What this task involves>
Output the material below in its entirety, exactly as given.

Lines of data
----
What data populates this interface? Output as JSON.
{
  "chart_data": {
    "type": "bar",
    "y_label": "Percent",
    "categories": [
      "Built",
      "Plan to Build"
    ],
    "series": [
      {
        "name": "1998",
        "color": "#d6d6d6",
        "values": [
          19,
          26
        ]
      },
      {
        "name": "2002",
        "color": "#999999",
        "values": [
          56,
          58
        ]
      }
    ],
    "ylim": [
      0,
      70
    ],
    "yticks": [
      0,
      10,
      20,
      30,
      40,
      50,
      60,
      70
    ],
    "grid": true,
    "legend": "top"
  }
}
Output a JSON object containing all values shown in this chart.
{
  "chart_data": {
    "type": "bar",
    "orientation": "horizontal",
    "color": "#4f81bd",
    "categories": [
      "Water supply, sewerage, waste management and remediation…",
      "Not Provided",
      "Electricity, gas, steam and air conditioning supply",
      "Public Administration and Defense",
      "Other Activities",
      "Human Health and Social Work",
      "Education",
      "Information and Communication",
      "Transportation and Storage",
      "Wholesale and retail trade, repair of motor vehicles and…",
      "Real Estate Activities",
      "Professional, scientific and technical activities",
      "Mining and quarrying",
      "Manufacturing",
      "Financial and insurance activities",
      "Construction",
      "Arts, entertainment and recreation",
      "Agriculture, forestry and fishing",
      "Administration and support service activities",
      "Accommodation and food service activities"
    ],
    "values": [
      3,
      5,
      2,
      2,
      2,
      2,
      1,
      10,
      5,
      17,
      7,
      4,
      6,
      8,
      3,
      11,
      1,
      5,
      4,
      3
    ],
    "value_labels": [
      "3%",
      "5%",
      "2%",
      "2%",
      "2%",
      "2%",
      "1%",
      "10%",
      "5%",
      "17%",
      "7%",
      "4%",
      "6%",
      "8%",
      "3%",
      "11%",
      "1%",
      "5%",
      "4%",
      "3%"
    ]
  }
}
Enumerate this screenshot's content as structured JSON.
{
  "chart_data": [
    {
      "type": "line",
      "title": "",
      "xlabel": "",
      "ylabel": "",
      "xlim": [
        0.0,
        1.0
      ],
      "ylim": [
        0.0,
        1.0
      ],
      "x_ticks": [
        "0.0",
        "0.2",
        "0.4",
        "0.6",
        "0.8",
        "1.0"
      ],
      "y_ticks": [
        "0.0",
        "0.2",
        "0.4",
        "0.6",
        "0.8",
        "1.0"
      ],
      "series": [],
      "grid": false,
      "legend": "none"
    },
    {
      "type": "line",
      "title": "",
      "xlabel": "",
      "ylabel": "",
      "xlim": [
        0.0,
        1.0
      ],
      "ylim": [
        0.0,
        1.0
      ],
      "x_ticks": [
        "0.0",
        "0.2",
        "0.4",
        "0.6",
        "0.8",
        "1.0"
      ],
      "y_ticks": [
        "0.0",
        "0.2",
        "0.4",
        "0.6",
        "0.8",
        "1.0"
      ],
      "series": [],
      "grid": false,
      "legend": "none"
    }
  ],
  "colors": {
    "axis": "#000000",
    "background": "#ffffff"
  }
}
----
Response to the task>
What data populates this interface? Output as JSON.
{
  "chart_data": {
    "type": "bar",
    "y_label": "Percent",
    "categories": [
      "Built",
      "Plan to Build"
    ],
    "series": [
      {
        "name": "1998",
        "color": "#d6d6d6",
        "values": [
          19,
          26
        ]
      },
      {
        "name": "2002",
        "color": "#999999",
        "values": [
          56,
          58
        ]
      }
    ],
    "ylim": [
      0,
      70
    ],
    "yticks": [
      0,
      10,
      20,
      30,
      40,
      50,
      60,
      70
    ],
    "grid": true,
    "legend": "top"
  }
}
Output a JSON object containing all values shown in this chart.
{
  "chart_data": {
    "type": "bar",
    "orientation": "horizontal",
    "color": "#4f81bd",
    "categories": [
      "Water supply, sewerage, waste management and remediation…",
      "Not Provided",
      "Electricity, gas, steam and air conditioning supply",
      "Public Administration and Defense",
      "Other Activities",
      "Human Health and Social Work",
      "Education",
      "Information and Communication",
      "Transportation and Storage",
      "Wholesale and retail trade, repair of motor vehicles and…",
      "Real Estate Activities",
      "Professional, scientific and technical activities",
      "Mining and quarrying",
      "Manufacturing",
      "Financial and insurance activities",
      "Construction",
      "Arts, entertainment and recreation",
      "Agriculture, forestry and fishing",
      "Administration and support service activities",
      "Accommodation and food service activities"
    ],
    "values": [
      3,
      5,
      2,
      2,
      2,
      2,
      1,
      10,
      5,
      17,
      7,
      4,
      6,
      8,
      3,
      11,
      1,
      5,
      4,
      3
    ],
    "value_labels": [
      "3%",
      "5%",
      "2%",
      "2%",
      "2%",
      "2%",
      "1%",
      "10%",
      "5%",
      "17%",
      "7%",
      "4%",
      "6%",
      "8%",
      "3%",
      "11%",
      "1%",
      "5%",
      "4%",
      "3%"
    ]
  }
}
Enumerate this screenshot's content as structured JSON.
{
  "chart_data": [
    {
      "type": "line",
      "title": "",
      "xlabel": "",
      "ylabel": "",
      "xlim": [
        0.0,
        1.0
      ],
      "ylim": [
        0.0,
        1.0
      ],
      "x_ticks": [
        "0.0",
        "0.2",
        "0.4",
        "0.6",
        "0.8",
        "1.0"
      ],
      "y_ticks": [
        "0.0",
        "0.2",
        "0.4",
        "0.6",
        "0.8",
        "1.0"
      ],
      "series": [],
      "grid": false,
      "legend": "none"
    },
    {
      "type": "line",
      "title": "",
      "xlabel": "",
      "ylabel": "",
      "xlim": [
        0.0,
        1.0
      ],
      "ylim": [
        0.0,
        1.0
      ],
      "x_ticks": [
        "0.0",
        "0.2",
        "0.4",
        "0.6",
        "0.8",
        "1.0"
      ],
      "y_ticks": [
        "0.0",
        "0.2",
        "0.4",
        "0.6",
        "0.8",
        "1.0"
      ],
      "series": [],
      "grid": false,
      "legend": "none"
    }
  ],
  "colors": {
    "axis": "#000000",
    "background": "#ffffff"
  }
}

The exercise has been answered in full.